• SET EXERCISE
List all the lines in these records that hold "которых".

• TASK INPUTS
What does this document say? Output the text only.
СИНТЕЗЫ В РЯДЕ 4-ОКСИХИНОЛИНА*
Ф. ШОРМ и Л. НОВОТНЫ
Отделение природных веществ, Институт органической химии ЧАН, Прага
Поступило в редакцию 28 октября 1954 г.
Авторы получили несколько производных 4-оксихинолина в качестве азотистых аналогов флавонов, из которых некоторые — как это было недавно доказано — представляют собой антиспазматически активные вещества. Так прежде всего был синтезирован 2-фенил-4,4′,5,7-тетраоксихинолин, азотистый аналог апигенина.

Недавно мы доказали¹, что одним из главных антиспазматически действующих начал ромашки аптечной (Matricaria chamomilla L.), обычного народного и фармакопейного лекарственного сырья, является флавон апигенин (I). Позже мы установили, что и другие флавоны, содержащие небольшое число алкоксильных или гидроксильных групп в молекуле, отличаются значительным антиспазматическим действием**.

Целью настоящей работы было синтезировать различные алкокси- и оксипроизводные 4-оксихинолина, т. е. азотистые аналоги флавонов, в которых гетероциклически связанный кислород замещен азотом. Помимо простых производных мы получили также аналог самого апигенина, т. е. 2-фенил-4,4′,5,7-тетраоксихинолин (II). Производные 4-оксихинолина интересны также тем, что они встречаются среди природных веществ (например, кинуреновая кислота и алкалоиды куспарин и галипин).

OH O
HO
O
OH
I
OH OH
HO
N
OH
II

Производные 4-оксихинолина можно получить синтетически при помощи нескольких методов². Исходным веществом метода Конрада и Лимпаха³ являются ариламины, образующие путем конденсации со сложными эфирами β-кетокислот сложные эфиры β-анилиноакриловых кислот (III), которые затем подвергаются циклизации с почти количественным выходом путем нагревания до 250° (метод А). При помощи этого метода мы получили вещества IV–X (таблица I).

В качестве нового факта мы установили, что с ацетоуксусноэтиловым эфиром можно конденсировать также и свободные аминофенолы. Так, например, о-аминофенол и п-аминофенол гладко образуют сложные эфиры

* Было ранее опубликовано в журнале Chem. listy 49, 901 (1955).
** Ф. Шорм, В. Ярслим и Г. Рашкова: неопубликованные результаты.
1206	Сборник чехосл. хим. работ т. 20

• RESULT BELOW
Авторы получили несколько производных 4-оксихинолина в качестве азотистых аналогов флавонов, из которых некоторые — как это было недавно доказано — представляют собой антиспазматически активные вещества. Так прежде всего был синтезирован 2-фенил-4,4′,5,7-тетраоксихинолин, азотистый аналог апигенина.
Целью настоящей работы было синтезировать различные алкокси- и оксипроизводные 4-оксихинолина, т. е. азотистые аналоги флавонов, в которых гетероциклически связанный кислород замещен азотом. Помимо простых производных мы получили также аналог самого апигенина, т. е. 2-фенил-4,4′,5,7-тетраоксихинолин (II). Производные 4-оксихинолина интересны также тем, что они встречаются среди природных веществ (например, кинуреновая кислота и алкалоиды куспарин и галипин).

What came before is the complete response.